* What is being asked
Below are entries to be transcribed exactly; exclude the pictures from the copy.

[Dataset entries on figures]
============================================================

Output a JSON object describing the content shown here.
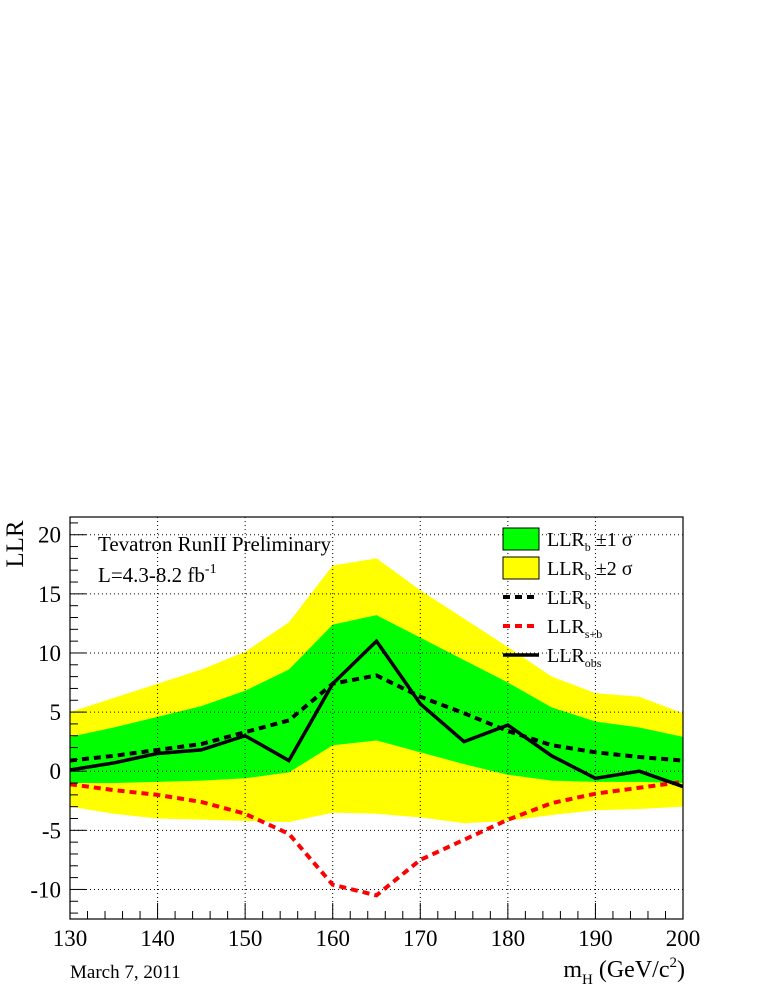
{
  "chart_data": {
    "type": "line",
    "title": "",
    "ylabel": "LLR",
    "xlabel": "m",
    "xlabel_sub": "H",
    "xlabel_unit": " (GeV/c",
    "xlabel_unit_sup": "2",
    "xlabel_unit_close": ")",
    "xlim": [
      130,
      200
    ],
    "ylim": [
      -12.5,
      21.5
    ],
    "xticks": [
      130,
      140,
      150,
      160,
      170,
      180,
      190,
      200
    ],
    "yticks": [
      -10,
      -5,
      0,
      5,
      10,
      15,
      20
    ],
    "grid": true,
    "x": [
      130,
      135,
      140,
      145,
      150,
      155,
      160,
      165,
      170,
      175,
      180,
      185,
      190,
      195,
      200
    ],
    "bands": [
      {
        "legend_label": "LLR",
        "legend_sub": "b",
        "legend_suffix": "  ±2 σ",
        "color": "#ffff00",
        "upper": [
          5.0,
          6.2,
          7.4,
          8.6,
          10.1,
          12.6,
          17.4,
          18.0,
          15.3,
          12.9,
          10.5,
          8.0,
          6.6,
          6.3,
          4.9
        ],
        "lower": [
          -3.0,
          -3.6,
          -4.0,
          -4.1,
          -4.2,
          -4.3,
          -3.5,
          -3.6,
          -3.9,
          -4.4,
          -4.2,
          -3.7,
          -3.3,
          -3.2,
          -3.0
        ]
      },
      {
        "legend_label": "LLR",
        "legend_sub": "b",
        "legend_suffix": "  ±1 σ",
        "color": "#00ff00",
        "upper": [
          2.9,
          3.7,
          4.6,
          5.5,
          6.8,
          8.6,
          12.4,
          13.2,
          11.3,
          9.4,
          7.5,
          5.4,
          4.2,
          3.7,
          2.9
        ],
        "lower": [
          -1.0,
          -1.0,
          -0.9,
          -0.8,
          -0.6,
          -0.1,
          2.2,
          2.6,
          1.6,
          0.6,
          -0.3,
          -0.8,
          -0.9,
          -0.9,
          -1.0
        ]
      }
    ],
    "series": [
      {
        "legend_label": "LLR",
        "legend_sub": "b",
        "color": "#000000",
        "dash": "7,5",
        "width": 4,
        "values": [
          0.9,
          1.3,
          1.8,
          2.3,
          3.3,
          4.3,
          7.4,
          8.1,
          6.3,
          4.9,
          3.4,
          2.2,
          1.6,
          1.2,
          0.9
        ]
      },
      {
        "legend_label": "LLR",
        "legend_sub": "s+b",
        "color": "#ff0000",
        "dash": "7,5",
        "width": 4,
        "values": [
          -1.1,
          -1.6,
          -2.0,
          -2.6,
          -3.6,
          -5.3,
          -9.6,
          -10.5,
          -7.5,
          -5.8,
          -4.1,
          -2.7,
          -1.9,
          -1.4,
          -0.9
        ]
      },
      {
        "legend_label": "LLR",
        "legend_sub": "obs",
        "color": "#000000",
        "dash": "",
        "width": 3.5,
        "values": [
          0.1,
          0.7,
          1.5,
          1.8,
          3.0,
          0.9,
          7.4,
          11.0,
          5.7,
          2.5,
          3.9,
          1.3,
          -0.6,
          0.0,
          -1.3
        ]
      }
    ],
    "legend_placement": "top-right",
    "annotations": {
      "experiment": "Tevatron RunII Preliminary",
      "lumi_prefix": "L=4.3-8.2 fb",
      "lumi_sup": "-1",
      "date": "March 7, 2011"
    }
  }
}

============================================================

* Solution to this problem
Output a JSON object describing the content shown here.
{
  "chart_data": {
    "type": "line",
    "title": "",
    "ylabel": "LLR",
    "xlabel": "m",
    "xlabel_sub": "H",
    "xlabel_unit": " (GeV/c",
    "xlabel_unit_sup": "2",
    "xlabel_unit_close": ")",
    "xlim": [
      130,
      200
    ],
    "ylim": [
      -12.5,
      21.5
    ],
    "xticks": [
      130,
      140,
      150,
      160,
      170,
      180,
      190,
      200
    ],
    "yticks": [
      -10,
      -5,
      0,
      5,
      10,
      15,
      20
    ],
    "grid": true,
    "x": [
      130,
      135,
      140,
      145,
      150,
      155,
      160,
      165,
      170,
      175,
      180,
      185,
      190,
      195,
      200
    ],
    "bands": [
      {
        "legend_label": "LLR",
        "legend_sub": "b",
        "legend_suffix": "  ±2 σ",
        "color": "#ffff00",
        "upper": [
          5.0,
          6.2,
          7.4,
          8.6,
          10.1,
          12.6,
          17.4,
          18.0,
          15.3,
          12.9,
          10.5,
          8.0,
          6.6,
          6.3,
          4.9
        ],
        "lower": [
          -3.0,
          -3.6,
          -4.0,
          -4.1,
          -4.2,
          -4.3,
          -3.5,
          -3.6,
          -3.9,
          -4.4,
          -4.2,
          -3.7,
          -3.3,
          -3.2,
          -3.0
        ]
      },
      {
        "legend_label": "LLR",
        "legend_sub": "b",
        "legend_suffix": "  ±1 σ",
        "color": "#00ff00",
        "upper": [
          2.9,
          3.7,
          4.6,
          5.5,
          6.8,
          8.6,
          12.4,
          13.2,
          11.3,
          9.4,
          7.5,
          5.4,
          4.2,
          3.7,
          2.9
        ],
        "lower": [
          -1.0,
          -1.0,
          -0.9,
          -0.8,
          -0.6,
          -0.1,
          2.2,
          2.6,
          1.6,
          0.6,
          -0.3,
          -0.8,
          -0.9,
          -0.9,
          -1.0
        ]
      }
    ],
    "series": [
      {
        "legend_label": "LLR",
        "legend_sub": "b",
        "color": "#000000",
        "dash": "7,5",
        "width": 4,
        "values": [
          0.9,
          1.3,
          1.8,
          2.3,
          3.3,
          4.3,
          7.4,
          8.1,
          6.3,
          4.9,
          3.4,
          2.2,
          1.6,
          1.2,
          0.9
        ]
      },
      {
        "legend_label": "LLR",
        "legend_sub": "s+b",
        "color": "#ff0000",
        "dash": "7,5",
        "width": 4,
        "values": [
          -1.1,
          -1.6,
          -2.0,
          -2.6,
          -3.6,
          -5.3,
          -9.6,
          -10.5,
          -7.5,
          -5.8,
          -4.1,
          -2.7,
          -1.9,
          -1.4,
          -0.9
        ]
      },
      {
        "legend_label": "LLR",
        "legend_sub": "obs",
        "color": "#000000",
        "dash": "",
        "width": 3.5,
        "values": [
          0.1,
          0.7,
          1.5,
          1.8,
          3.0,
          0.9,
          7.4,
          11.0,
          5.7,
          2.5,
          3.9,
          1.3,
          -0.6,
          0.0,
          -1.3
        ]
      }
    ],
    "legend_placement": "top-right",
    "annotations": {
      "experiment": "Tevatron RunII Preliminary",
      "lumi_prefix": "L=4.3-8.2 fb",
      "lumi_sup": "-1",
      "date": "March 7, 2011"
    }
  }
}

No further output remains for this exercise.